[A block of data]
____

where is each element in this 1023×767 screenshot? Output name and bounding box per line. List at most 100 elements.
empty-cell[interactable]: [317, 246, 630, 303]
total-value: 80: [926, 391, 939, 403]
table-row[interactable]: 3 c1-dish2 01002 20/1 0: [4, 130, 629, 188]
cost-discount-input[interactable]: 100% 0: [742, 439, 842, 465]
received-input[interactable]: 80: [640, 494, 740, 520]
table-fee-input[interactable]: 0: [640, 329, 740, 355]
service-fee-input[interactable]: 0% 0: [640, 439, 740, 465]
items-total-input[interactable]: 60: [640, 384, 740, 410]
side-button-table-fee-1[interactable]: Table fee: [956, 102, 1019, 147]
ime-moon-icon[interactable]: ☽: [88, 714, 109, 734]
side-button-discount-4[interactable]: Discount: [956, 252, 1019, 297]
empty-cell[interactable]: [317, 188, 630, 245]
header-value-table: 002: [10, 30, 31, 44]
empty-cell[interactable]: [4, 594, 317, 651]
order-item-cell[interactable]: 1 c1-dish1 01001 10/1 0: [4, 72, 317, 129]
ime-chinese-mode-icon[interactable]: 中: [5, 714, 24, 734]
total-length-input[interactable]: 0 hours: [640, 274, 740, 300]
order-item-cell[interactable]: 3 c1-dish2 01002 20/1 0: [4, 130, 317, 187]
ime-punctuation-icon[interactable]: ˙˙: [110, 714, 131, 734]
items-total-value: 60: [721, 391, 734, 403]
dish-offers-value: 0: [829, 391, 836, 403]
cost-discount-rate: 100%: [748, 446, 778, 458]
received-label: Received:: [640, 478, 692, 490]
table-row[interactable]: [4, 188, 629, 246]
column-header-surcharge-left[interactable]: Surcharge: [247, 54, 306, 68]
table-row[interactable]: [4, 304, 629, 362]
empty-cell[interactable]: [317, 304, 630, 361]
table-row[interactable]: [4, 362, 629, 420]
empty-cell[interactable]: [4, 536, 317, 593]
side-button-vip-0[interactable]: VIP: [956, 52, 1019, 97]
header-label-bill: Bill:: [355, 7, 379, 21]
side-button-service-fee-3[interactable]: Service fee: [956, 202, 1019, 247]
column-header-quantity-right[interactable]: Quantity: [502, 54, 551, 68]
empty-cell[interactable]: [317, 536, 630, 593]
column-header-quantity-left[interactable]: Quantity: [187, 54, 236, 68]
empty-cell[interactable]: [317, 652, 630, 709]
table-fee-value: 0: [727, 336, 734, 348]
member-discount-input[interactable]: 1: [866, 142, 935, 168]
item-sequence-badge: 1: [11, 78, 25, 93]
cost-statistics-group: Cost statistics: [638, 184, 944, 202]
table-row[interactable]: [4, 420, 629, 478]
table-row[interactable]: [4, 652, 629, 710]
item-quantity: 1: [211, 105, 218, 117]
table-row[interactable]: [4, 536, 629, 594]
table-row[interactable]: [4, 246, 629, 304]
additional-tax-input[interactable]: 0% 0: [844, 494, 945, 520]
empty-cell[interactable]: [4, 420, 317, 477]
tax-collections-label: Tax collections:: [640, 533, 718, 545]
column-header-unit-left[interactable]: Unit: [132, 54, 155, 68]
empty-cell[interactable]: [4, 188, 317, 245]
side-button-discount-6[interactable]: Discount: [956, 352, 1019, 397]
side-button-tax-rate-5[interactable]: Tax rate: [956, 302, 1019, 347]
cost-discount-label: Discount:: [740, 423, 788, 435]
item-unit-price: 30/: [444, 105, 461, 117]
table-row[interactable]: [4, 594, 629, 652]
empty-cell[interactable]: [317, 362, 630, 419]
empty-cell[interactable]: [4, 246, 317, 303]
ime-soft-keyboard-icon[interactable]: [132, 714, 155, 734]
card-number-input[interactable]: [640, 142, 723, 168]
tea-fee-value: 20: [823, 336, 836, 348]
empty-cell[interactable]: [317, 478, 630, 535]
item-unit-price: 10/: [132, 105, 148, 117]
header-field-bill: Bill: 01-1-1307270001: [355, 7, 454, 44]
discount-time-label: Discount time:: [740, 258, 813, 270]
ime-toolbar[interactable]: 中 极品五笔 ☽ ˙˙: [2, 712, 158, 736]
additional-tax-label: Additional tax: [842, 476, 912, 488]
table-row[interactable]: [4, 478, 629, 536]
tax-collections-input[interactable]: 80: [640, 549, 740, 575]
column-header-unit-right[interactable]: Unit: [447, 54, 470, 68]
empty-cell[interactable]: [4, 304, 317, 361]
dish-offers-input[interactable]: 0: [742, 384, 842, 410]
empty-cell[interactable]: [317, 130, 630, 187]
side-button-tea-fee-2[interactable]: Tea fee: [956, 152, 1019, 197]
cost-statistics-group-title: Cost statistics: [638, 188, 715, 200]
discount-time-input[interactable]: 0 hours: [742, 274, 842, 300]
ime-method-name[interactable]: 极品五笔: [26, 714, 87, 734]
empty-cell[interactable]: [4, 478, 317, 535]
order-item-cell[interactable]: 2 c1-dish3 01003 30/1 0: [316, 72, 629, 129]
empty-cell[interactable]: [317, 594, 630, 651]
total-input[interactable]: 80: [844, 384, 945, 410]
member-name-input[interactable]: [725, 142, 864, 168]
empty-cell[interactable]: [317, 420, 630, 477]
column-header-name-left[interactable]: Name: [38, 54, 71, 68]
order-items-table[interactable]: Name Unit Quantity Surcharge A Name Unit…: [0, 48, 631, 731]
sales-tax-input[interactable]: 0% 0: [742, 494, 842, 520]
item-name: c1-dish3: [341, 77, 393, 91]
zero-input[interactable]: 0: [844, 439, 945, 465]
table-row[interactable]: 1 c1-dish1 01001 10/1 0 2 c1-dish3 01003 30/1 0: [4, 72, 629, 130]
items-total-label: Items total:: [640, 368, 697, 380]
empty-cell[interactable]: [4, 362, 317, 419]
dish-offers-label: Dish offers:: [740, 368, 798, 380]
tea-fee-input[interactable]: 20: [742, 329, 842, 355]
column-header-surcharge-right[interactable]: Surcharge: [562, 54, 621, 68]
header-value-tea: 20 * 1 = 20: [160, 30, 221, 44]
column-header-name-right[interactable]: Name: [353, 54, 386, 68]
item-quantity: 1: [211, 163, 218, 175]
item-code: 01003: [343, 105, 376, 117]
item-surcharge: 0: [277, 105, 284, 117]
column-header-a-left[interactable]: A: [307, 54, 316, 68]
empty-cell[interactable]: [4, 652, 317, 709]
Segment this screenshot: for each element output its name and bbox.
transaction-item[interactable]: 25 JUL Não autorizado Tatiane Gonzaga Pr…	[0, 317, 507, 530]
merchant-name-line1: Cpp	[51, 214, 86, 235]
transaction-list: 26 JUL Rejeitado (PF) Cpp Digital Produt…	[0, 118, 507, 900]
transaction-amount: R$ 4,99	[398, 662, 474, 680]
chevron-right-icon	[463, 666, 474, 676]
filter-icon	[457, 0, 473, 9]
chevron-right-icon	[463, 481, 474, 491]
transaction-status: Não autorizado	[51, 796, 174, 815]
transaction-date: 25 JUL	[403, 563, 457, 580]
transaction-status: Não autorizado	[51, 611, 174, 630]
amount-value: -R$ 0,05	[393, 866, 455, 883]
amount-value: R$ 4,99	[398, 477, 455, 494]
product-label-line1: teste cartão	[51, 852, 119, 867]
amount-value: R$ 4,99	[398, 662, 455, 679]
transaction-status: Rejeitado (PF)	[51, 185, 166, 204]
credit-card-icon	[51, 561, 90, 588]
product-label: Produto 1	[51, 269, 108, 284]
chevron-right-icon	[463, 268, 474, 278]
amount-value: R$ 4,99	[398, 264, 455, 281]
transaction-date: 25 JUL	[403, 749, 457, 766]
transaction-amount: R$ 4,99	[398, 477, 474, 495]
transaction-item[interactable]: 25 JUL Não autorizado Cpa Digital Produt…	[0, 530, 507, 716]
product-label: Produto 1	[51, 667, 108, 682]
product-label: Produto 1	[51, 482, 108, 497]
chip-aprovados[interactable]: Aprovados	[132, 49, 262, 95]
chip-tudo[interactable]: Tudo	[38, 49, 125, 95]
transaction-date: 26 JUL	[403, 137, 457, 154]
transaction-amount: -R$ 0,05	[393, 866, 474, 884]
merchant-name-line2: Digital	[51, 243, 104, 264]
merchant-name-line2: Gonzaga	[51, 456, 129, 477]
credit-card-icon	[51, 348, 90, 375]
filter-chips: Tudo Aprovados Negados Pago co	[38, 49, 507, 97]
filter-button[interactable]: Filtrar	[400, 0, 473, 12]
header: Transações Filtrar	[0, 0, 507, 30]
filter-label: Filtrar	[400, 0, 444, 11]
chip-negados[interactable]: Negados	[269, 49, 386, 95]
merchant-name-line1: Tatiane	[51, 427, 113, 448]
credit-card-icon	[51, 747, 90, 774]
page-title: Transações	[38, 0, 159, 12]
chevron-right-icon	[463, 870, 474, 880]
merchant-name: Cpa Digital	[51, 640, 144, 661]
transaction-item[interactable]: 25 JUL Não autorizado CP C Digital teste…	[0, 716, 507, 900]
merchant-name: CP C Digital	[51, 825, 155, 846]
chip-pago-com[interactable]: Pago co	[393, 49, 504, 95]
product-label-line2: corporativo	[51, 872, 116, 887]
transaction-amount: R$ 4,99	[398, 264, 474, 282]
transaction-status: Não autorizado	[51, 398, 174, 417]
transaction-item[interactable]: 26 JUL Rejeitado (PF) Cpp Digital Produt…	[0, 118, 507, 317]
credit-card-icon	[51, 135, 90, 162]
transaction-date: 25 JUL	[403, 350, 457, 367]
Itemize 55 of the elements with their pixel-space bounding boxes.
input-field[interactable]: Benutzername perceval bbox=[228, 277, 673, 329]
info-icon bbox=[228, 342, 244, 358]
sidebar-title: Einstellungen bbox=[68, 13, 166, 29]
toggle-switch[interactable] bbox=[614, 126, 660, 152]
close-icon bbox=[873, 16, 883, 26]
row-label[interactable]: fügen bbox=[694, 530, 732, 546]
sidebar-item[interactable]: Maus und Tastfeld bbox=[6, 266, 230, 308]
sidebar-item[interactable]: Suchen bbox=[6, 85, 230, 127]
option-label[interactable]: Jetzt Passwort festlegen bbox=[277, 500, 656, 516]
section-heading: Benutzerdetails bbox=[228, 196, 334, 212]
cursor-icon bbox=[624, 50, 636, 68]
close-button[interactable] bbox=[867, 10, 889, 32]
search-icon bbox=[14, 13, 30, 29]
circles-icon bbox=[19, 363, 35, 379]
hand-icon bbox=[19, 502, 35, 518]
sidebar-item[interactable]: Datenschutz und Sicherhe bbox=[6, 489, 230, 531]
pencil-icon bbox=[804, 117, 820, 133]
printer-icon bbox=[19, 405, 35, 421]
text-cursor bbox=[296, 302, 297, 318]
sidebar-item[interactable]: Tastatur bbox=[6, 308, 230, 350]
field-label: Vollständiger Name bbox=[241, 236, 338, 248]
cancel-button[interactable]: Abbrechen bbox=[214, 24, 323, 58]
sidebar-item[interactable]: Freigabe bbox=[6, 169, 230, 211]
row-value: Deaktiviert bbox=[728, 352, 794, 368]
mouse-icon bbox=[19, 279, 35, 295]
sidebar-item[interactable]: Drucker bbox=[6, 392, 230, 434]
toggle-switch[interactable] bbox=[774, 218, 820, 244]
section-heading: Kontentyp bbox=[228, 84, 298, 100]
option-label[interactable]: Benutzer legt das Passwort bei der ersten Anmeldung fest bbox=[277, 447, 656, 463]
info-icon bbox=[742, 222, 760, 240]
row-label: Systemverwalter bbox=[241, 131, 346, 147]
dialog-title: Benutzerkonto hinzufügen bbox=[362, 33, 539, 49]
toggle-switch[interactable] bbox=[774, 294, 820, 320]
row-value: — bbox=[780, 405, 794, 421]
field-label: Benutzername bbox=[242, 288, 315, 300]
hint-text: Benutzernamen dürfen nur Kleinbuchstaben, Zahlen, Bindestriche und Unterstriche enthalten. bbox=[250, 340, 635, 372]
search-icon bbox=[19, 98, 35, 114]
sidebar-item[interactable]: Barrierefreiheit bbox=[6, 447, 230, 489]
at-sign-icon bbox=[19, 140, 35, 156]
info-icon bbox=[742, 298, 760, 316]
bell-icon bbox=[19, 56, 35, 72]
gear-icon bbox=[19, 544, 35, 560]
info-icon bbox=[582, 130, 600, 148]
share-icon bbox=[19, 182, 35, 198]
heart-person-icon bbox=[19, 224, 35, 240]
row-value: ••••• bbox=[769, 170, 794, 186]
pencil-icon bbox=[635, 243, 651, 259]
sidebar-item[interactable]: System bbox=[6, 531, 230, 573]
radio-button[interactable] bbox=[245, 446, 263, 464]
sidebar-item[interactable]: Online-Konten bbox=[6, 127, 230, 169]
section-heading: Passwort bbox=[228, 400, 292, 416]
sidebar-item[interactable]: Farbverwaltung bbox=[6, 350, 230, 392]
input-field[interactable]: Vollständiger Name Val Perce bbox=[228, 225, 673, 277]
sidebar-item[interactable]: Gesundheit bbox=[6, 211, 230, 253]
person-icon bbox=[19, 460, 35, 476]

____

SET EXERCISE: Return, word for word, the lines from the start of the records through the line that contains "table-row[interactable]: 3 c1-dish2", including that line.

REPLY TO THE EXERCISE:
where is each element in this 1023×767 screenshot? Output name and bounding box per line. List at most 100 elements.
empty-cell[interactable]: [317, 246, 630, 303]
total-value: 80: [926, 391, 939, 403]
table-row[interactable]: 3 c1-dish2 01002 20/1 0: [4, 130, 629, 188]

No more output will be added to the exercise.